# What you have to do
In full and without alteration, repeat the material.

>> Start Information provided

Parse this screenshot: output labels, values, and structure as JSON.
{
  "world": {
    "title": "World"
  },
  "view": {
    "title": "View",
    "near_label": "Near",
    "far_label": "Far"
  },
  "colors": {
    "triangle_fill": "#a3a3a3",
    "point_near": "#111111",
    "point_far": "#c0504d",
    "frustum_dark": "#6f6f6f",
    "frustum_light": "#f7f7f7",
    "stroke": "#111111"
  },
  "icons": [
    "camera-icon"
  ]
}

>> End Information provided

# Answer to the task
Parse this screenshot: output labels, values, and structure as JSON.
{
  "world": {
    "title": "World"
  },
  "view": {
    "title": "View",
    "near_label": "Near",
    "far_label": "Far"
  },
  "colors": {
    "triangle_fill": "#a3a3a3",
    "point_near": "#111111",
    "point_far": "#c0504d",
    "frustum_dark": "#6f6f6f",
    "frustum_light": "#f7f7f7",
    "stroke": "#111111"
  },
  "icons": [
    "camera-icon"
  ]
}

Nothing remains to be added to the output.